Given request: Print all the entries verbatim.

[Start of Supplied data]

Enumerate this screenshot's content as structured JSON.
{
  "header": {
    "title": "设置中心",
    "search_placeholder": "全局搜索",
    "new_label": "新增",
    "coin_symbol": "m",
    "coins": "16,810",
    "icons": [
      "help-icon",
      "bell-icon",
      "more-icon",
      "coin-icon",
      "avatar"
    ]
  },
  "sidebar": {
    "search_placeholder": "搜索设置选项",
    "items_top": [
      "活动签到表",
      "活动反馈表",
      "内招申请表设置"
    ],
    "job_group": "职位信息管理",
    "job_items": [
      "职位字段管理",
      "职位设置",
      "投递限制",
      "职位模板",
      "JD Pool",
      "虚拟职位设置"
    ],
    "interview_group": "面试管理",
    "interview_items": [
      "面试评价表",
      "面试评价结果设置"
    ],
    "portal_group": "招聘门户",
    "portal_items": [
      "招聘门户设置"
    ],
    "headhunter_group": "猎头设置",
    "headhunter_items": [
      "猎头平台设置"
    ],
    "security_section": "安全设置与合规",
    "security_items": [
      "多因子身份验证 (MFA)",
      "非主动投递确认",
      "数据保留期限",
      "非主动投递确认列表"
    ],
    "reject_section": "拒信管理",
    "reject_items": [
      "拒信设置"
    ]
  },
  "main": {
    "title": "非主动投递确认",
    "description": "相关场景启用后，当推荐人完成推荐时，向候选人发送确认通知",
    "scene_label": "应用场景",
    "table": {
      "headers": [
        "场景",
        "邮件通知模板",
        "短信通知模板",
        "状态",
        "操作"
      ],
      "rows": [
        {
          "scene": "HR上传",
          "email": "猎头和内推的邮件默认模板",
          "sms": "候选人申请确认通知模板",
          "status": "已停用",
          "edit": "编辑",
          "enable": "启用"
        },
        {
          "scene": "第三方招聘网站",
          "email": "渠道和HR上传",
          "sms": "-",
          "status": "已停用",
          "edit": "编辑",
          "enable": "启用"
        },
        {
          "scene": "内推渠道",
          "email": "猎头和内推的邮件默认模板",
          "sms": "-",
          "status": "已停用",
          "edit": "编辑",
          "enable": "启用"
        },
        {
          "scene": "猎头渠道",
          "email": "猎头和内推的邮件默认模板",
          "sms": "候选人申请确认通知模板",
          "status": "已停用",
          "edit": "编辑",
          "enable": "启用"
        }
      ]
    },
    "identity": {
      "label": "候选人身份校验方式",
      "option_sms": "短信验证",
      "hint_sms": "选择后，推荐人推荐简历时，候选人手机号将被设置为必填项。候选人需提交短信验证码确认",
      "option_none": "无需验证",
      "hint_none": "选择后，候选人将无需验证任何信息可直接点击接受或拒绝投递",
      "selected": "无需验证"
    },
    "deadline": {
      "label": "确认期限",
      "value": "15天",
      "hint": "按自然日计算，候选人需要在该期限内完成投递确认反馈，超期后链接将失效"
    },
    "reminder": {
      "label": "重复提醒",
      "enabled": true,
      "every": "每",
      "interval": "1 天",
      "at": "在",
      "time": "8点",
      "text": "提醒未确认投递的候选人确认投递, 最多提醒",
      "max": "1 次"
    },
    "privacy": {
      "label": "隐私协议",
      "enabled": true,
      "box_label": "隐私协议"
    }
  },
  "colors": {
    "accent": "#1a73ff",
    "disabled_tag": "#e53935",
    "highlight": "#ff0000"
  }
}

[End of Supplied data]

Correct response:
Enumerate this screenshot's content as structured JSON.
{
  "header": {
    "title": "设置中心",
    "search_placeholder": "全局搜索",
    "new_label": "新增",
    "coin_symbol": "m",
    "coins": "16,810",
    "icons": [
      "help-icon",
      "bell-icon",
      "more-icon",
      "coin-icon",
      "avatar"
    ]
  },
  "sidebar": {
    "search_placeholder": "搜索设置选项",
    "items_top": [
      "活动签到表",
      "活动反馈表",
      "内招申请表设置"
    ],
    "job_group": "职位信息管理",
    "job_items": [
      "职位字段管理",
      "职位设置",
      "投递限制",
      "职位模板",
      "JD Pool",
      "虚拟职位设置"
    ],
    "interview_group": "面试管理",
    "interview_items": [
      "面试评价表",
      "面试评价结果设置"
    ],
    "portal_group": "招聘门户",
    "portal_items": [
      "招聘门户设置"
    ],
    "headhunter_group": "猎头设置",
    "headhunter_items": [
      "猎头平台设置"
    ],
    "security_section": "安全设置与合规",
    "security_items": [
      "多因子身份验证 (MFA)",
      "非主动投递确认",
      "数据保留期限",
      "非主动投递确认列表"
    ],
    "reject_section": "拒信管理",
    "reject_items": [
      "拒信设置"
    ]
  },
  "main": {
    "title": "非主动投递确认",
    "description": "相关场景启用后，当推荐人完成推荐时，向候选人发送确认通知",
    "scene_label": "应用场景",
    "table": {
      "headers": [
        "场景",
        "邮件通知模板",
        "短信通知模板",
        "状态",
        "操作"
      ],
      "rows": [
        {
          "scene": "HR上传",
          "email": "猎头和内推的邮件默认模板",
          "sms": "候选人申请确认通知模板",
          "status": "已停用",
          "edit": "编辑",
          "enable": "启用"
        },
        {
          "scene": "第三方招聘网站",
          "email": "渠道和HR上传",
          "sms": "-",
          "status": "已停用",
          "edit": "编辑",
          "enable": "启用"
        },
        {
          "scene": "内推渠道",
          "email": "猎头和内推的邮件默认模板",
          "sms": "-",
          "status": "已停用",
          "edit": "编辑",
          "enable": "启用"
        },
        {
          "scene": "猎头渠道",
          "email": "猎头和内推的邮件默认模板",
          "sms": "候选人申请确认通知模板",
          "status": "已停用",
          "edit": "编辑",
          "enable": "启用"
        }
      ]
    },
    "identity": {
      "label": "候选人身份校验方式",
      "option_sms": "短信验证",
      "hint_sms": "选择后，推荐人推荐简历时，候选人手机号将被设置为必填项。候选人需提交短信验证码确认",
      "option_none": "无需验证",
      "hint_none": "选择后，候选人将无需验证任何信息可直接点击接受或拒绝投递",
      "selected": "无需验证"
    },
    "deadline": {
      "label": "确认期限",
      "value": "15天",
      "hint": "按自然日计算，候选人需要在该期限内完成投递确认反馈，超期后链接将失效"
    },
    "reminder": {
      "label": "重复提醒",
      "enabled": true,
      "every": "每",
      "interval": "1 天",
      "at": "在",
      "time": "8点",
      "text": "提醒未确认投递的候选人确认投递, 最多提醒",
      "max": "1 次"
    },
    "privacy": {
      "label": "隐私协议",
      "enabled": true,
      "box_label": "隐私协议"
    }
  },
  "colors": {
    "accent": "#1a73ff",
    "disabled_tag": "#e53935",
    "highlight": "#ff0000"
  }
}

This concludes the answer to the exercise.